* [Written task] Nothing in the data should change when you return it, but leave the pictures out.

* [Recorded data]
====

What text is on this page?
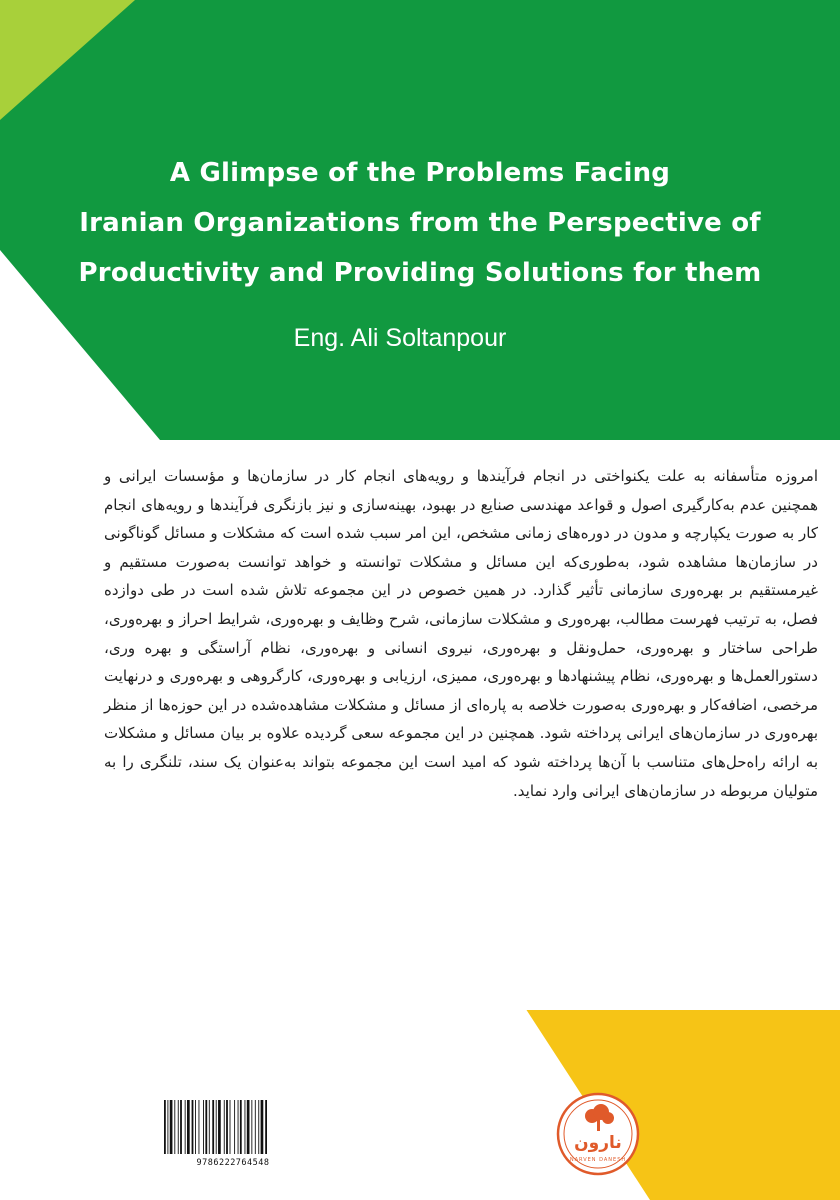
A Glimpse of the Problems Facing
Iranian Organizations from the Perspective of
Productivity and Providing Solutions for them
Eng. Ali Soltanpour

امروزه متأسفانه به علت یکنواختی در انجام فرآیندها و رویه‌های انجام کار در سازمان‌ها و مؤسسات ایرانی و همچنین عدم به‌کارگیری اصول و قواعد مهندسی صنایع در بهبود، بهینه‌سازی و نیز بازنگری فرآیندها و رویه‌های انجام کار به صورت یکپارچه و مدون در دوره‌های زمانی مشخص، این امر سبب شده است که مشکلات و مسائل گوناگونی در سازمان‌ها مشاهده شود، به‌طوری‌که این مسائل و مشکلات توانسته و خواهد توانست به‌صورت مستقیم و غیرمستقیم بر بهره‌وری سازمانی تأثیر گذارد. در همین خصوص در این مجموعه تلاش شده است در طی دوازده فصل، به ترتیب فهرست مطالب، بهره‌وری و مشکلات سازمانی، شرح وظایف و بهره‌وری، شرایط احراز و بهره‌وری، طراحی ساختار و بهره‌وری، حمل‌ونقل و بهره‌وری، نیروی انسانی و بهره‌وری، نظام آراستگی و بهره وری، دستورالعمل‌ها و بهره‌وری، نظام پیشنهادها و بهره‌وری، ممیزی، ارزیابی و بهره‌وری، کارگروهی و بهره‌وری و درنهایت مرخصی، اضافه‌کار و بهره‌وری به‌صورت خلاصه به پاره‌ای از مسائل و مشکلات مشاهده‌شده در این حوزه‌ها از منظر بهره‌وری در سازمان‌های ایرانی پرداخته شود. همچنین در این مجموعه سعی گردیده علاوه بر بیان مسائل و مشکلات به ارائه راه‌حل‌های متناسب با آن‌ها پرداخته شود که امید است این مجموعه بتواند به‌عنوان یک سند، تلنگری را به متولیان مربوطه در سازمان‌های ایرانی وارد نماید.

9786222764548
نارون
NARVEN DANESH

====

* [Task solution]
What text is on this page?
A Glimpse of the Problems Facing
Iranian Organizations from the Perspective of
Productivity and Providing Solutions for them
Eng. Ali Soltanpour

امروزه متأسفانه به علت یکنواختی در انجام فرآیندها و رویه‌های انجام کار در سازمان‌ها و مؤسسات ایرانی و همچنین عدم به‌کارگیری اصول و قواعد مهندسی صنایع در بهبود، بهینه‌سازی و نیز بازنگری فرآیندها و رویه‌های انجام کار به صورت یکپارچه و مدون در دوره‌های زمانی مشخص، این امر سبب شده است که مشکلات و مسائل گوناگونی در سازمان‌ها مشاهده شود، به‌طوری‌که این مسائل و مشکلات توانسته و خواهد توانست به‌صورت مستقیم و غیرمستقیم بر بهره‌وری سازمانی تأثیر گذارد. در همین خصوص در این مجموعه تلاش شده است در طی دوازده فصل، به ترتیب فهرست مطالب، بهره‌وری و مشکلات سازمانی، شرح وظایف و بهره‌وری، شرایط احراز و بهره‌وری، طراحی ساختار و بهره‌وری، حمل‌ونقل و بهره‌وری، نیروی انسانی و بهره‌وری، نظام آراستگی و بهره وری، دستورالعمل‌ها و بهره‌وری، نظام پیشنهادها و بهره‌وری، ممیزی، ارزیابی و بهره‌وری، کارگروهی و بهره‌وری و درنهایت مرخصی، اضافه‌کار و بهره‌وری به‌صورت خلاصه به پاره‌ای از مسائل و مشکلات مشاهده‌شده در این حوزه‌ها از منظر بهره‌وری در سازمان‌های ایرانی پرداخته شود. همچنین در این مجموعه سعی گردیده علاوه بر بیان مسائل و مشکلات به ارائه راه‌حل‌های متناسب با آن‌ها پرداخته شود که امید است این مجموعه بتواند به‌عنوان یک سند، تلنگری را به متولیان مربوطه در سازمان‌های ایرانی وارد نماید.

9786222764548
نارون
NARVEN DANESH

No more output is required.